Data for this exercise =
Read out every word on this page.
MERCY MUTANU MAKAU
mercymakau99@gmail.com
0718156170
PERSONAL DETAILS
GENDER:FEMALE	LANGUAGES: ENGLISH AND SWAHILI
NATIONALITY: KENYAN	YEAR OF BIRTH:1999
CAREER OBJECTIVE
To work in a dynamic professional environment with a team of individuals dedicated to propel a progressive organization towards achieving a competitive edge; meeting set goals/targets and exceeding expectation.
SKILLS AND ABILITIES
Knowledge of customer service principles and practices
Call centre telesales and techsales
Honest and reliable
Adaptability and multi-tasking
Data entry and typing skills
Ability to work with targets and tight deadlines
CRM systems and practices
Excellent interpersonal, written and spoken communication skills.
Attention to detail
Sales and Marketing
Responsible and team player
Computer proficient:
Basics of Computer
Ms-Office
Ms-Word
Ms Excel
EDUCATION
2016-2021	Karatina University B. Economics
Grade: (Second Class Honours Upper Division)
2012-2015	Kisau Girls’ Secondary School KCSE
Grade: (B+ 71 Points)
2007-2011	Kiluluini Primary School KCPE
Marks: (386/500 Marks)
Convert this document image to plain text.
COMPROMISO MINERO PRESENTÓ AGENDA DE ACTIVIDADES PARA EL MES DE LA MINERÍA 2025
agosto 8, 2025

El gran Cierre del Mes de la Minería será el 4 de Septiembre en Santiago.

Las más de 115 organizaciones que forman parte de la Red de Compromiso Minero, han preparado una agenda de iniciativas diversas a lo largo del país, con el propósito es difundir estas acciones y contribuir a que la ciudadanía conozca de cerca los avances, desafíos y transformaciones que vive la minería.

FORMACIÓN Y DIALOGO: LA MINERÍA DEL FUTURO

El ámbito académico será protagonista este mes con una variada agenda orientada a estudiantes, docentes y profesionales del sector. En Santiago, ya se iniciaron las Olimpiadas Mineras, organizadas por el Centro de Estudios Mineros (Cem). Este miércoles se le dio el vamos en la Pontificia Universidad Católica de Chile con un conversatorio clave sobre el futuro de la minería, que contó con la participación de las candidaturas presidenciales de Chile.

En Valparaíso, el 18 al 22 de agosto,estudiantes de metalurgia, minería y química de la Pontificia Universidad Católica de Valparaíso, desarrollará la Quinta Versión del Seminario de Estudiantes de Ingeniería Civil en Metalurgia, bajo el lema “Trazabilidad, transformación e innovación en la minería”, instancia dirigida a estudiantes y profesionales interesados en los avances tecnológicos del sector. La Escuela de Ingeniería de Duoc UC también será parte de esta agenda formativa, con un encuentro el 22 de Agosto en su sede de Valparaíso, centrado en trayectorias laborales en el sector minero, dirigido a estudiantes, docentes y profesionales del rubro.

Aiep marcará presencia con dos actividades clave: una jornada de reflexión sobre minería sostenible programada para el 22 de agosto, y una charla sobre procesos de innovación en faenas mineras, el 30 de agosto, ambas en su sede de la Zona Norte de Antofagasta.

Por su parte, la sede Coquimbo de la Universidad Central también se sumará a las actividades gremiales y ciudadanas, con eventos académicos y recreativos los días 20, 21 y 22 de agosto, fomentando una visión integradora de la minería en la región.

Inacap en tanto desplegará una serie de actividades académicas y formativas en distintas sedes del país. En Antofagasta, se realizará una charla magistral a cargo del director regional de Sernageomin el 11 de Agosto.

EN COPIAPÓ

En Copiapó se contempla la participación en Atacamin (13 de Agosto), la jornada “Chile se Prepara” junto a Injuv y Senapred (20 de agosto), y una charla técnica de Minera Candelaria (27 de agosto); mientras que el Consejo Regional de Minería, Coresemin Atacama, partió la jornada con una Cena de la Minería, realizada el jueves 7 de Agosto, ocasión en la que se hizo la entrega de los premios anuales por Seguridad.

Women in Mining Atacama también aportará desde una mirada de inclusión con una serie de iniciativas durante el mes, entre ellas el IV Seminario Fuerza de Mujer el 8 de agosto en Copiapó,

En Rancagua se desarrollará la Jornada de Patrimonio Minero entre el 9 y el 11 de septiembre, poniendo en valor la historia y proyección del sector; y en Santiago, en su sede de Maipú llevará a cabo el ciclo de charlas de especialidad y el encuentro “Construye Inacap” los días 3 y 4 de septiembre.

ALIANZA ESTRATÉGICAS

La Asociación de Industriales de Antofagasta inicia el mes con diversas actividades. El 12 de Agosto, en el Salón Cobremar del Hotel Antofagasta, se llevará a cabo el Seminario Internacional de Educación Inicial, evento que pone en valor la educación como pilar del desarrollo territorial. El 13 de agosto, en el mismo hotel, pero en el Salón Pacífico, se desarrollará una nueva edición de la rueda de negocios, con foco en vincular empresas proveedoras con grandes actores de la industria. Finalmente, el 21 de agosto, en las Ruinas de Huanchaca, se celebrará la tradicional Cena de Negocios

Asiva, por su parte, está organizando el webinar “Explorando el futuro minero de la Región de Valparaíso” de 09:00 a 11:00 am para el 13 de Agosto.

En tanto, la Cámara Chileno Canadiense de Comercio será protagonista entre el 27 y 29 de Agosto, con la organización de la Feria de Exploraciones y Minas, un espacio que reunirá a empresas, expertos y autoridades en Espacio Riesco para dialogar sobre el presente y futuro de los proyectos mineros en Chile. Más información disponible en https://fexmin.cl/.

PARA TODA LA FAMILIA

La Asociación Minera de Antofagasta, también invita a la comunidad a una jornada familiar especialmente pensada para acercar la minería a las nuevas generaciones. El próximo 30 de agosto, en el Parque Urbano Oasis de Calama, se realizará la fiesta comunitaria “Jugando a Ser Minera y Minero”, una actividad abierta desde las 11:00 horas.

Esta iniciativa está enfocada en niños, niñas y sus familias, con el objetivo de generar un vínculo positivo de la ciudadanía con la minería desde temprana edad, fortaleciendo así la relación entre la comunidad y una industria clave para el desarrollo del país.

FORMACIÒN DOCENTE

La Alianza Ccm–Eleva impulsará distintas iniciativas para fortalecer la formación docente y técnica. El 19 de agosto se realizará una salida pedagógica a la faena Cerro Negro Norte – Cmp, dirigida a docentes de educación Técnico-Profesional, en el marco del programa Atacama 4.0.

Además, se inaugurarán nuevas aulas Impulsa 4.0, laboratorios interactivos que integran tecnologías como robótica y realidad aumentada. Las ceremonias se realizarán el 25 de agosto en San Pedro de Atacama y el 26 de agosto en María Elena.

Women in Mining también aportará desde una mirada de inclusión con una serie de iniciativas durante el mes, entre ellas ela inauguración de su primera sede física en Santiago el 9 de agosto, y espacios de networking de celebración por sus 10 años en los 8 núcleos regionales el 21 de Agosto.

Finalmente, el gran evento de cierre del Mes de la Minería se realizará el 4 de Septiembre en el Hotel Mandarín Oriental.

Job = Copy all lines from the material that contain "parte".

Expected answer =
Las más de 115 organizaciones que forman parte de la Red de Compromiso Minero, han preparado una agenda de iniciativas diversas a lo largo del país, con el propósito es difundir estas acciones y contribuir a que la ciudadanía conozca de cerca los avances, desafíos y transformaciones que vive la minería.
En Valparaíso, el 18 al 22 de agosto,estudiantes de metalurgia, minería y química de la Pontificia Universidad Católica de Valparaíso, desarrollará la Quinta Versión del Seminario de Estudiantes de Ingeniería Civil en Metalurgia, bajo el lema “Trazabilidad, transformación e innovación en la minería”, instancia dirigida a estudiantes y profesionales interesados en los avances tecnológicos del sector. La Escuela de Ingeniería de Duoc UC también será parte de esta agenda formativa, con un encuentro el 22 de Agosto en su sede de Valparaíso, centrado en trayectorias laborales en el sector minero, dirigido a estudiantes, docentes y profesionales del rubro.
Por su parte, la sede Coquimbo de la Universidad Central también se sumará a las actividades gremiales y ciudadanas, con eventos académicos y recreativos los días 20, 21 y 22 de agosto, fomentando una visión integradora de la minería en la región.
Asiva, por su parte, está organizando el webinar “Explorando el futuro minero de la Región de Valparaíso” de 09:00 a 11:00 am para el 13 de Agosto.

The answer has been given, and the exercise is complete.